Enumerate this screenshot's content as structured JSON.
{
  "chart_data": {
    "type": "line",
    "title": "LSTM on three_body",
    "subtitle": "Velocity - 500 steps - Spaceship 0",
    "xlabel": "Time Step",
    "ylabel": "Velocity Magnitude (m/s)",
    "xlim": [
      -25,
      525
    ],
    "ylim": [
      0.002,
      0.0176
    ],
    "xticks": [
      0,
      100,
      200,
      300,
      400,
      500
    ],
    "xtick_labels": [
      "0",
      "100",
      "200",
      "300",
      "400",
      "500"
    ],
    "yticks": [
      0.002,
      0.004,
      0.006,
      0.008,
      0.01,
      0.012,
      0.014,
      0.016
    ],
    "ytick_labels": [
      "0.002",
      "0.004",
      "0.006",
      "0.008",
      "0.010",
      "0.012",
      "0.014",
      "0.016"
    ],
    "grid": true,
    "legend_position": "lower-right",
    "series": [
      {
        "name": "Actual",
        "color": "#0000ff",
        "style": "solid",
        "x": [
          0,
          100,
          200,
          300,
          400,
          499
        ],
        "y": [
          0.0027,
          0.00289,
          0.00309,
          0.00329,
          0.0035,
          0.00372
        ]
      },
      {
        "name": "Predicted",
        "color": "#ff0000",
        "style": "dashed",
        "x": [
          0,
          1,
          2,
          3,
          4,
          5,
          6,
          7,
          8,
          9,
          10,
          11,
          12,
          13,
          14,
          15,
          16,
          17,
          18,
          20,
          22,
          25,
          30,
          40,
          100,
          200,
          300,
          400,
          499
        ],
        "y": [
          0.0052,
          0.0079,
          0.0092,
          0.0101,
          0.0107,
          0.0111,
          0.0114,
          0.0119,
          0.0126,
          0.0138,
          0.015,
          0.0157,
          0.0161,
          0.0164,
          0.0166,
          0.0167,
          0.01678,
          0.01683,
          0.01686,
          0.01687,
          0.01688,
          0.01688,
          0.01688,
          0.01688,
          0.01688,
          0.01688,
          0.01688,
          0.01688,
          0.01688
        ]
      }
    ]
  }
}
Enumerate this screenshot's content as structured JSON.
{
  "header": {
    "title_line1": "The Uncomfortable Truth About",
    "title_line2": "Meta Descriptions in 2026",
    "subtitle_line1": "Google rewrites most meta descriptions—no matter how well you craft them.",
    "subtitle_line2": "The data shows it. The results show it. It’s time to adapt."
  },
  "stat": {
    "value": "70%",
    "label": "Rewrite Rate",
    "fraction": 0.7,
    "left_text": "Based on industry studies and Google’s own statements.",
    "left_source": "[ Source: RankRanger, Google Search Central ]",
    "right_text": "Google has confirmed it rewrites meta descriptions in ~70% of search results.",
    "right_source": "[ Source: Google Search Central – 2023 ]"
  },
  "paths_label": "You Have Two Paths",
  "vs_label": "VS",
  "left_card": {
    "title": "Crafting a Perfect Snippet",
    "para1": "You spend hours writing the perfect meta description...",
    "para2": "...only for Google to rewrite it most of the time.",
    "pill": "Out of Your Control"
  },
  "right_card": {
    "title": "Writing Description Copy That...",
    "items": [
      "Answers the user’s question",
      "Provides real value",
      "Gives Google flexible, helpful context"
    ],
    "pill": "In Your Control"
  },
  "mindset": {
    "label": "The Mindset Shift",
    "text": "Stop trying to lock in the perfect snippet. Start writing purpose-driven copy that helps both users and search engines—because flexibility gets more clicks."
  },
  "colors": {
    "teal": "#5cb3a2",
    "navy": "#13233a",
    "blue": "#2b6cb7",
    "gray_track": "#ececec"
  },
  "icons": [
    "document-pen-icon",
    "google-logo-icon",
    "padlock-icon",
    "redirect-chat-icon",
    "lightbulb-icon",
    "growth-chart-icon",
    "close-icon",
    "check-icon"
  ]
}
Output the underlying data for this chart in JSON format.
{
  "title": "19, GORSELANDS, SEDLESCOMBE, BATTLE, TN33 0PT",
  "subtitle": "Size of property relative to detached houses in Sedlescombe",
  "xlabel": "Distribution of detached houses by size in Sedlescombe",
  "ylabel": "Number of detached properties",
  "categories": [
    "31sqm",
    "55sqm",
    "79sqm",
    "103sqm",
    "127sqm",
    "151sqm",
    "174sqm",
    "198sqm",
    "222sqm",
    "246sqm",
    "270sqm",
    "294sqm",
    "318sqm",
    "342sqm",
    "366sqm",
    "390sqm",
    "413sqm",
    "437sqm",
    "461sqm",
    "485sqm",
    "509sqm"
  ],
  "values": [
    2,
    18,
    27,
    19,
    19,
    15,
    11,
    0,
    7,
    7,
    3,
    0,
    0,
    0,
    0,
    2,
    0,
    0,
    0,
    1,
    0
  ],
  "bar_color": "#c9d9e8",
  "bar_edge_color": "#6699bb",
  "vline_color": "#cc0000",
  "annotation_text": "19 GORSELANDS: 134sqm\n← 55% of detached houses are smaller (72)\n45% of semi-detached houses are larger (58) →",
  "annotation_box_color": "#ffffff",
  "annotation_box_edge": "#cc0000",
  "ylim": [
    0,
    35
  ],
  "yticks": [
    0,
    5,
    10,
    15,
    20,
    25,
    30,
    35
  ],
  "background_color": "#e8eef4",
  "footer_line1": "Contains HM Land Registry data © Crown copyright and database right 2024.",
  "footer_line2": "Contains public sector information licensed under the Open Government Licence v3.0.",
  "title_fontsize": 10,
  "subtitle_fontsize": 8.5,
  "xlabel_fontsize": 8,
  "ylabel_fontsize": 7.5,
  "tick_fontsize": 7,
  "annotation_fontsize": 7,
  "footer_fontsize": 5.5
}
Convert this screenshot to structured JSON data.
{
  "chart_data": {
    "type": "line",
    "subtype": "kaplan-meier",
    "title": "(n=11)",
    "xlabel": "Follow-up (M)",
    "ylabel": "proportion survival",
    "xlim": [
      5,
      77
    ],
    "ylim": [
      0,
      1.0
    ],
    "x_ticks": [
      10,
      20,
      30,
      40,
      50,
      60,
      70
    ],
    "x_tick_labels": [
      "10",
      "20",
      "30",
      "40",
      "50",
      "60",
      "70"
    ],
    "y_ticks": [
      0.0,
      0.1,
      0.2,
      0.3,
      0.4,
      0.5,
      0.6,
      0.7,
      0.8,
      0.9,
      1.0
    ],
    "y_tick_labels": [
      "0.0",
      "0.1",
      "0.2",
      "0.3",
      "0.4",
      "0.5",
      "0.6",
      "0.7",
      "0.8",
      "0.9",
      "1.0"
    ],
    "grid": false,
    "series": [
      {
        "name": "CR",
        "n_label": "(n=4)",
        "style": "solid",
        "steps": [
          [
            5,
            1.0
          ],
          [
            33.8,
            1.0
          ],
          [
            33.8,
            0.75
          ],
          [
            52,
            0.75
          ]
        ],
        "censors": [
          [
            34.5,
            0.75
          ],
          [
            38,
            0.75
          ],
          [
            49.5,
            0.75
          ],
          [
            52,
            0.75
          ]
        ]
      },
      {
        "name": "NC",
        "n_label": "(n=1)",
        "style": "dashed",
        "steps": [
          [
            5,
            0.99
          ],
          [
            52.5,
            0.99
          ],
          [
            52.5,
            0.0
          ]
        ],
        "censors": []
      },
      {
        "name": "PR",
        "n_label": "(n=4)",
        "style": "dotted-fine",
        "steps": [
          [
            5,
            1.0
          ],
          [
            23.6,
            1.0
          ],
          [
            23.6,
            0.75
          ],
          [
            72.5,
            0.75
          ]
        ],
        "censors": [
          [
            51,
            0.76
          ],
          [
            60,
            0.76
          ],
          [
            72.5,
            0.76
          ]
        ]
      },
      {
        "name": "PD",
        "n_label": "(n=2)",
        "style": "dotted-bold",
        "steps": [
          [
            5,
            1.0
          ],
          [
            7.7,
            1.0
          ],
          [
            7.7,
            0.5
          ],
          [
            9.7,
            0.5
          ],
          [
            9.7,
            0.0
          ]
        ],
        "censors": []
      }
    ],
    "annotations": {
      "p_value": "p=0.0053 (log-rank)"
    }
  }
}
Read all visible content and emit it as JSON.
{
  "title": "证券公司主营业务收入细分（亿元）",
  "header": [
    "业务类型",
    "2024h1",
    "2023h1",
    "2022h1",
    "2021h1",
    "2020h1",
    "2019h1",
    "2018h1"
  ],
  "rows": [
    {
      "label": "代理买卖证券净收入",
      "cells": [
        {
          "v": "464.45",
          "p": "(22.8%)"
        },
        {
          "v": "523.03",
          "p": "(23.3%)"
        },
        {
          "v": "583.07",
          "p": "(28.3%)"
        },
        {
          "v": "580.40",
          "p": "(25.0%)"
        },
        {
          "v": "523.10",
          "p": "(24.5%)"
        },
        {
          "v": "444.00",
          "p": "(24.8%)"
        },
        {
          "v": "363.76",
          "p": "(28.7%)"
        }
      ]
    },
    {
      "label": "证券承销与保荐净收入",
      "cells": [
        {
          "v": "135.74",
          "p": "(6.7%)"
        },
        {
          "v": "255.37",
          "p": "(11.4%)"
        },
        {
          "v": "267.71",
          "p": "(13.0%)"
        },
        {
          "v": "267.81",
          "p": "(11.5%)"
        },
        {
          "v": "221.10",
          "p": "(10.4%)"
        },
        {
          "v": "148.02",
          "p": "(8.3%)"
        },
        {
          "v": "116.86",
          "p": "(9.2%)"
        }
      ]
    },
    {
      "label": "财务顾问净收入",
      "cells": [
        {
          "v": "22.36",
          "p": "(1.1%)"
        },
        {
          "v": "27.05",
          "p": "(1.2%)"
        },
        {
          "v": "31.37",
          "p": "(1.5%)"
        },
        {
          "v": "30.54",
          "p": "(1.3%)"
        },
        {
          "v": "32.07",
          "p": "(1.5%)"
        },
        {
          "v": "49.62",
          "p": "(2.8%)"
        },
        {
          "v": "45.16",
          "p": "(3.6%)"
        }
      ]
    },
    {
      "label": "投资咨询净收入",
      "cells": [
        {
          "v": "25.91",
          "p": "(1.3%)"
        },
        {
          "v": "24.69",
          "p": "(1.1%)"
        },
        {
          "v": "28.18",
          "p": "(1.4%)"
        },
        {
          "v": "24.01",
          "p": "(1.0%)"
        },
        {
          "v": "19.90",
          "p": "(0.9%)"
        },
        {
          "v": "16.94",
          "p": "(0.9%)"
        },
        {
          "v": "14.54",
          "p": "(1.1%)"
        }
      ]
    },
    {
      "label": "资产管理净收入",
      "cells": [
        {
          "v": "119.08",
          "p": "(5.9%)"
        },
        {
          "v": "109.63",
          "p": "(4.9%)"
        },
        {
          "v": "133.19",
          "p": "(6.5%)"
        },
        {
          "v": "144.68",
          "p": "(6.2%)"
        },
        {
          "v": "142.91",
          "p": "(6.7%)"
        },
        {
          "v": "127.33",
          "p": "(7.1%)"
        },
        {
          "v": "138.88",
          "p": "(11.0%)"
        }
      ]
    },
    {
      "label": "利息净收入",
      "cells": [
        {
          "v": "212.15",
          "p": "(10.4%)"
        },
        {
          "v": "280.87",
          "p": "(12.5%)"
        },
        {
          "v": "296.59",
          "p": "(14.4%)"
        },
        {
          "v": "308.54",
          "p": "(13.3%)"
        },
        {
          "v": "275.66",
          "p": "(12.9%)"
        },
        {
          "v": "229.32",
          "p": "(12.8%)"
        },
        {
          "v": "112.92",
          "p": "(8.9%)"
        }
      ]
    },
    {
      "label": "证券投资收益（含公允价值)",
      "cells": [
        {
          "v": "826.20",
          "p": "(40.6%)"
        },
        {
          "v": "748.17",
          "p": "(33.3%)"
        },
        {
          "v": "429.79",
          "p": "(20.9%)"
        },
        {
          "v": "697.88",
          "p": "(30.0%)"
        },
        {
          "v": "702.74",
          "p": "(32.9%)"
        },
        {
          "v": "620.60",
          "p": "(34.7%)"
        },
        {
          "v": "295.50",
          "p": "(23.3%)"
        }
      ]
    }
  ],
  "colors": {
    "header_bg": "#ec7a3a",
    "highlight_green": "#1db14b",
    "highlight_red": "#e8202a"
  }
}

▸ **Your goal**
Each line that holds the word "JSON" is to be copied.

▸ **Result for this task**
Enumerate this screenshot's content as structured JSON.
Enumerate this screenshot's content as structured JSON.
Output the underlying data for this chart in JSON format.
Convert this screenshot to structured JSON data.
Read all visible content and emit it as JSON.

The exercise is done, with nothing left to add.